Locate the line with "Reverse-engineer this chart into JSON." in the material. Copy that line and each one after it, through the last, exactly and with nothing else.

===== Data extract =====

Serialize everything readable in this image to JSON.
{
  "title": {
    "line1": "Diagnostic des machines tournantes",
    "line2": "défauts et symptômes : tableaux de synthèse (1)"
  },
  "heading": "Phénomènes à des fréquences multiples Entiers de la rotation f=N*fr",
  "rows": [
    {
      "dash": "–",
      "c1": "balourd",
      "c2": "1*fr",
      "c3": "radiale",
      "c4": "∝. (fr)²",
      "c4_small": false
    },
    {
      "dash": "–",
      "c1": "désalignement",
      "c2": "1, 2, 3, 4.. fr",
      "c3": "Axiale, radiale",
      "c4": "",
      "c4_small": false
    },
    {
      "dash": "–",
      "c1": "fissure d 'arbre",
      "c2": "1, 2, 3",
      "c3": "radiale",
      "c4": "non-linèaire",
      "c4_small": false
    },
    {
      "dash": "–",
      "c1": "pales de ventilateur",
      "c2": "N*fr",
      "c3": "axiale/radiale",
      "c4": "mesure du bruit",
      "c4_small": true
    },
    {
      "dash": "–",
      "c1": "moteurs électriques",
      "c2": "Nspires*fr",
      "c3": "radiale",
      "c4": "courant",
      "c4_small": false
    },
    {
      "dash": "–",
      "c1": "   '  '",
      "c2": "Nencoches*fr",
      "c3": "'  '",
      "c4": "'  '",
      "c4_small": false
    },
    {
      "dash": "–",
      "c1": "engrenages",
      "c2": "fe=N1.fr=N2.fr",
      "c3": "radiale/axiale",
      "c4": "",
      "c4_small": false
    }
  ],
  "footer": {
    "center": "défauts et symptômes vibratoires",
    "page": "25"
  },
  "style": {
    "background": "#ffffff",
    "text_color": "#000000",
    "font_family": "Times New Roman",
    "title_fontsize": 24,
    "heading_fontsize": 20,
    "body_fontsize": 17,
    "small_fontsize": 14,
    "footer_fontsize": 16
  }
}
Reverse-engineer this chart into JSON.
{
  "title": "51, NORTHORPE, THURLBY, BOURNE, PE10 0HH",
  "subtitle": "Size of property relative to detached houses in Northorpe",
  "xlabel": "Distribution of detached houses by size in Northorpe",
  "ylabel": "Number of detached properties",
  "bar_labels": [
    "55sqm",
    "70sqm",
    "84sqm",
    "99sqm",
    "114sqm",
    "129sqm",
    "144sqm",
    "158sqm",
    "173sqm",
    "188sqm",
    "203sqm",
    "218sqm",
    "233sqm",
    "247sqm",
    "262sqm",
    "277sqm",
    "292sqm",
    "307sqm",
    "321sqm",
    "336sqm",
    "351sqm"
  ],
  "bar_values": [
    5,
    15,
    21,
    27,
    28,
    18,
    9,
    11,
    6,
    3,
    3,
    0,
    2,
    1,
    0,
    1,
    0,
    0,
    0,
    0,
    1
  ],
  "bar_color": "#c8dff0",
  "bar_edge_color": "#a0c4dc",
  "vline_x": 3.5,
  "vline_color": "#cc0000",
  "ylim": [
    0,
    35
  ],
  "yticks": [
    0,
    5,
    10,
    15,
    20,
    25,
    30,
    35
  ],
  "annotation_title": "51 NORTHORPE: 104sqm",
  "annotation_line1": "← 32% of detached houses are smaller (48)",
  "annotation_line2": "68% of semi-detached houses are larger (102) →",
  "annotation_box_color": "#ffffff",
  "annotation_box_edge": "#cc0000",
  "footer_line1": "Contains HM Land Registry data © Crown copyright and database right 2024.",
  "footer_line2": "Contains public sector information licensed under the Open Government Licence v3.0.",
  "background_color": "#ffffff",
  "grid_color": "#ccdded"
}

=====

■ Task output
Reverse-engineer this chart into JSON.
{
  "title": "51, NORTHORPE, THURLBY, BOURNE, PE10 0HH",
  "subtitle": "Size of property relative to detached houses in Northorpe",
  "xlabel": "Distribution of detached houses by size in Northorpe",
  "ylabel": "Number of detached properties",
  "bar_labels": [
    "55sqm",
    "70sqm",
    "84sqm",
    "99sqm",
    "114sqm",
    "129sqm",
    "144sqm",
    "158sqm",
    "173sqm",
    "188sqm",
    "203sqm",
    "218sqm",
    "233sqm",
    "247sqm",
    "262sqm",
    "277sqm",
    "292sqm",
    "307sqm",
    "321sqm",
    "336sqm",
    "351sqm"
  ],
  "bar_values": [
    5,
    15,
    21,
    27,
    28,
    18,
    9,
    11,
    6,
    3,
    3,
    0,
    2,
    1,
    0,
    1,
    0,
    0,
    0,
    0,
    1
  ],
  "bar_color": "#c8dff0",
  "bar_edge_color": "#a0c4dc",
  "vline_x": 3.5,
  "vline_color": "#cc0000",
  "ylim": [
    0,
    35
  ],
  "yticks": [
    0,
    5,
    10,
    15,
    20,
    25,
    30,
    35
  ],
  "annotation_title": "51 NORTHORPE: 104sqm",
  "annotation_line1": "← 32% of detached houses are smaller (48)",
  "annotation_line2": "68% of semi-detached houses are larger (102) →",
  "annotation_box_color": "#ffffff",
  "annotation_box_edge": "#cc0000",
  "footer_line1": "Contains HM Land Registry data © Crown copyright and database right 2024.",
  "footer_line2": "Contains public sector information licensed under the Open Government Licence v3.0.",
  "background_color": "#ffffff",
  "grid_color": "#ccdded"
}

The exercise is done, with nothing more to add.